== Material for the task ==

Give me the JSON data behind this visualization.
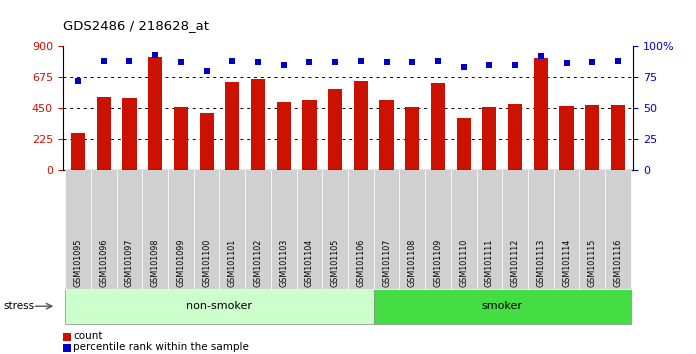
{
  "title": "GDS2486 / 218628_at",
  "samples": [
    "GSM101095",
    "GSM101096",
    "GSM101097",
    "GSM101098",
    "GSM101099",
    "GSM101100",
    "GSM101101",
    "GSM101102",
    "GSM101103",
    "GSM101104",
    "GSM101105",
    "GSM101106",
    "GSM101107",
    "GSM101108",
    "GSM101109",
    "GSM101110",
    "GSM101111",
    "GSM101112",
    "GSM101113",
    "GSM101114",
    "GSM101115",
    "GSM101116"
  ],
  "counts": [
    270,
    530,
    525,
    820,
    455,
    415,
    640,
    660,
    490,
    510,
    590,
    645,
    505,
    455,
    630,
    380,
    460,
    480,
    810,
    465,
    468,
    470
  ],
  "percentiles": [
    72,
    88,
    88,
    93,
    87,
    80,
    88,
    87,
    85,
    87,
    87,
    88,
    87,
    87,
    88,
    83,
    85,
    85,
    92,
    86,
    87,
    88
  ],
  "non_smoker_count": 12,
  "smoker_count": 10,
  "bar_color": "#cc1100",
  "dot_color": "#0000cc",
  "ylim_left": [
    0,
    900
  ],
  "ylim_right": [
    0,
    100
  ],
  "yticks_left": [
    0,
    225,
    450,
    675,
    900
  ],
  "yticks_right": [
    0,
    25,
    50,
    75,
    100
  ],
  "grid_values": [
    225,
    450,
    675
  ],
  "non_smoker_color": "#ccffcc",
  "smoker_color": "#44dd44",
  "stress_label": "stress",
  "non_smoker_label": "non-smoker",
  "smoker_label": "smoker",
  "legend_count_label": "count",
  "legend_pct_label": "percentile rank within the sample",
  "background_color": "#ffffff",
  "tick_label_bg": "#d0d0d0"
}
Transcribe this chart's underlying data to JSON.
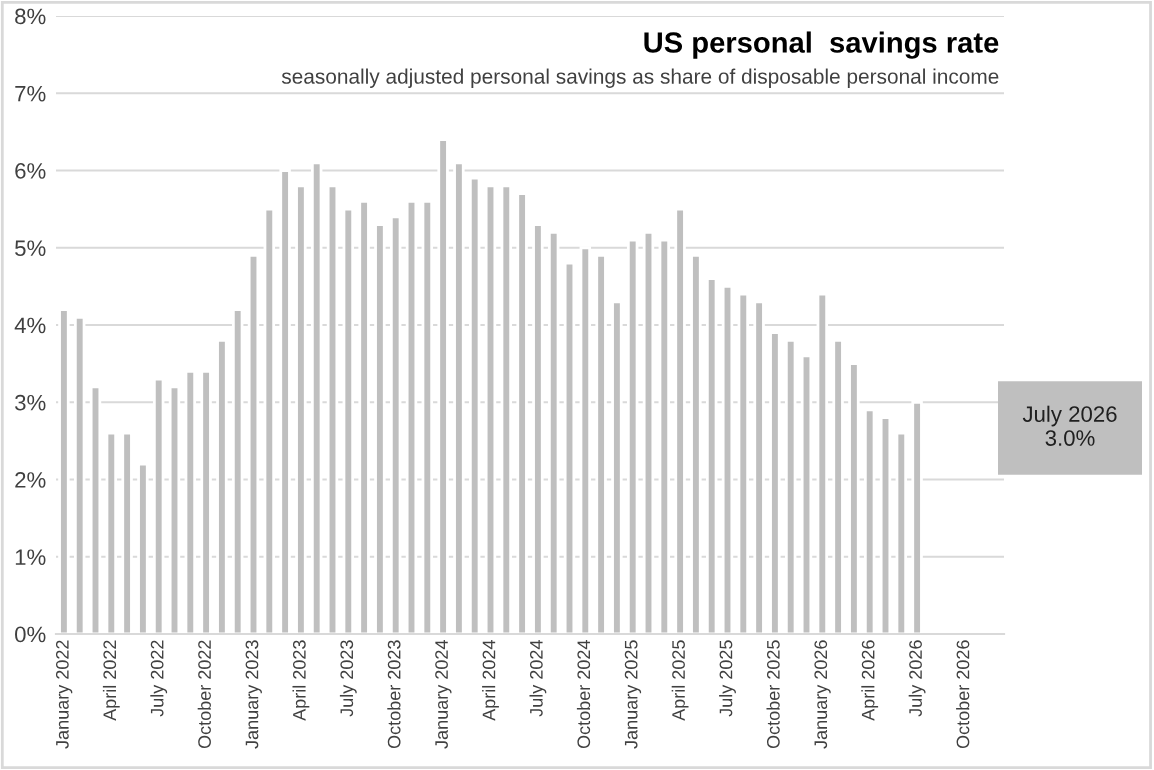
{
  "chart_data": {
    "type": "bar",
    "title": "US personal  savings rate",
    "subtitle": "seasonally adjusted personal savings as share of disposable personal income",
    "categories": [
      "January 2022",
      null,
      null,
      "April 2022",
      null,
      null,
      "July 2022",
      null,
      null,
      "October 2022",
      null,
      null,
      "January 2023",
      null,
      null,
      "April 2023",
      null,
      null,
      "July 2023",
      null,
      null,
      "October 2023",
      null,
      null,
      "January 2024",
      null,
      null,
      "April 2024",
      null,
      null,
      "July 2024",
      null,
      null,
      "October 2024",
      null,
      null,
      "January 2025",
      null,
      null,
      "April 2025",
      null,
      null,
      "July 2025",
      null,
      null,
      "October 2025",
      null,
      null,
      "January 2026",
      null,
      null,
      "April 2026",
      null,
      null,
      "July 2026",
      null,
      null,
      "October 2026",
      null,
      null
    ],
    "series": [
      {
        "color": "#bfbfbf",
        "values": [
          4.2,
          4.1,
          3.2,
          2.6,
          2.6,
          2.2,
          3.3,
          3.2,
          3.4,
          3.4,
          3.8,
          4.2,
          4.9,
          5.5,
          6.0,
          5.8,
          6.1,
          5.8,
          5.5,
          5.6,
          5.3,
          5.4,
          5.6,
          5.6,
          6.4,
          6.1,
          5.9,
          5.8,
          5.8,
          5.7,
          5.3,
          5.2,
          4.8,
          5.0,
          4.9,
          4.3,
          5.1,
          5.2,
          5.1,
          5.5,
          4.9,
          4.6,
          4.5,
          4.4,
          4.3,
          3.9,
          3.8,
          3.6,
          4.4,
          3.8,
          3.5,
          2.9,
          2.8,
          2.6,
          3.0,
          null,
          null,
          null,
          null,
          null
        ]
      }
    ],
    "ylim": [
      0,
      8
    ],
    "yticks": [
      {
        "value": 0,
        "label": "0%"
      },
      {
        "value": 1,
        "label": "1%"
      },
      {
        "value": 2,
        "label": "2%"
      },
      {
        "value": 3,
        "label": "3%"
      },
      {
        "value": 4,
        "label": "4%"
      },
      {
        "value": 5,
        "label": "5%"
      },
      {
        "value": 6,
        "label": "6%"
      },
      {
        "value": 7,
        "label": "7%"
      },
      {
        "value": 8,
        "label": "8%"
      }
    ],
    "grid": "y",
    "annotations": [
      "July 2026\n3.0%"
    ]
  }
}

== What you are asked to do ==
Go through the listing above and quote it exactly, apart from its images.

== Exercise solution ==
Give me the JSON data behind this visualization.
{
  "title": "GDS2486 / 218628_at",
  "samples": [
    "GSM101095",
    "GSM101096",
    "GSM101097",
    "GSM101098",
    "GSM101099",
    "GSM101100",
    "GSM101101",
    "GSM101102",
    "GSM101103",
    "GSM101104",
    "GSM101105",
    "GSM101106",
    "GSM101107",
    "GSM101108",
    "GSM101109",
    "GSM101110",
    "GSM101111",
    "GSM101112",
    "GSM101113",
    "GSM101114",
    "GSM101115",
    "GSM101116"
  ],
  "counts": [
    270,
    530,
    525,
    820,
    455,
    415,
    640,
    660,
    490,
    510,
    590,
    645,
    505,
    455,
    630,
    380,
    460,
    480,
    810,
    465,
    468,
    470
  ],
  "percentiles": [
    72,
    88,
    88,
    93,
    87,
    80,
    88,
    87,
    85,
    87,
    87,
    88,
    87,
    87,
    88,
    83,
    85,
    85,
    92,
    86,
    87,
    88
  ],
  "non_smoker_count": 12,
  "smoker_count": 10,
  "bar_color": "#cc1100",
  "dot_color": "#0000cc",
  "ylim_left": [
    0,
    900
  ],
  "ylim_right": [
    0,
    100
  ],
  "yticks_left": [
    0,
    225,
    450,
    675,
    900
  ],
  "yticks_right": [
    0,
    25,
    50,
    75,
    100
  ],
  "grid_values": [
    225,
    450,
    675
  ],
  "non_smoker_color": "#ccffcc",
  "smoker_color": "#44dd44",
  "stress_label": "stress",
  "non_smoker_label": "non-smoker",
  "smoker_label": "smoker",
  "legend_count_label": "count",
  "legend_pct_label": "percentile rank within the sample",
  "background_color": "#ffffff",
  "tick_label_bg": "#d0d0d0"
}
Transcribe this chart's underlying data to JSON.
{
  "chart_data": {
    "type": "bar",
    "title": "US personal  savings rate",
    "subtitle": "seasonally adjusted personal savings as share of disposable personal income",
    "categories": [
      "January 2022",
      null,
      null,
      "April 2022",
      null,
      null,
      "July 2022",
      null,
      null,
      "October 2022",
      null,
      null,
      "January 2023",
      null,
      null,
      "April 2023",
      null,
      null,
      "July 2023",
      null,
      null,
      "October 2023",
      null,
      null,
      "January 2024",
      null,
      null,
      "April 2024",
      null,
      null,
      "July 2024",
      null,
      null,
      "October 2024",
      null,
      null,
      "January 2025",
      null,
      null,
      "April 2025",
      null,
      null,
      "July 2025",
      null,
      null,
      "October 2025",
      null,
      null,
      "January 2026",
      null,
      null,
      "April 2026",
      null,
      null,
      "July 2026",
      null,
      null,
      "October 2026",
      null,
      null
    ],
    "series": [
      {
        "color": "#bfbfbf",
        "values": [
          4.2,
          4.1,
          3.2,
          2.6,
          2.6,
          2.2,
          3.3,
          3.2,
          3.4,
          3.4,
          3.8,
          4.2,
          4.9,
          5.5,
          6.0,
          5.8,
          6.1,
          5.8,
          5.5,
          5.6,
          5.3,
          5.4,
          5.6,
          5.6,
          6.4,
          6.1,
          5.9,
          5.8,
          5.8,
          5.7,
          5.3,
          5.2,
          4.8,
          5.0,
          4.9,
          4.3,
          5.1,
          5.2,
          5.1,
          5.5,
          4.9,
          4.6,
          4.5,
          4.4,
          4.3,
          3.9,
          3.8,
          3.6,
          4.4,
          3.8,
          3.5,
          2.9,
          2.8,
          2.6,
          3.0,
          null,
          null,
          null,
          null,
          null
        ]
      }
    ],
    "ylim": [
      0,
      8
    ],
    "yticks": [
      {
        "value": 0,
        "label": "0%"
      },
      {
        "value": 1,
        "label": "1%"
      },
      {
        "value": 2,
        "label": "2%"
      },
      {
        "value": 3,
        "label": "3%"
      },
      {
        "value": 4,
        "label": "4%"
      },
      {
        "value": 5,
        "label": "5%"
      },
      {
        "value": 6,
        "label": "6%"
      },
      {
        "value": 7,
        "label": "7%"
      },
      {
        "value": 8,
        "label": "8%"
      }
    ],
    "grid": "y",
    "annotations": [
      "July 2026\n3.0%"
    ]
  }
}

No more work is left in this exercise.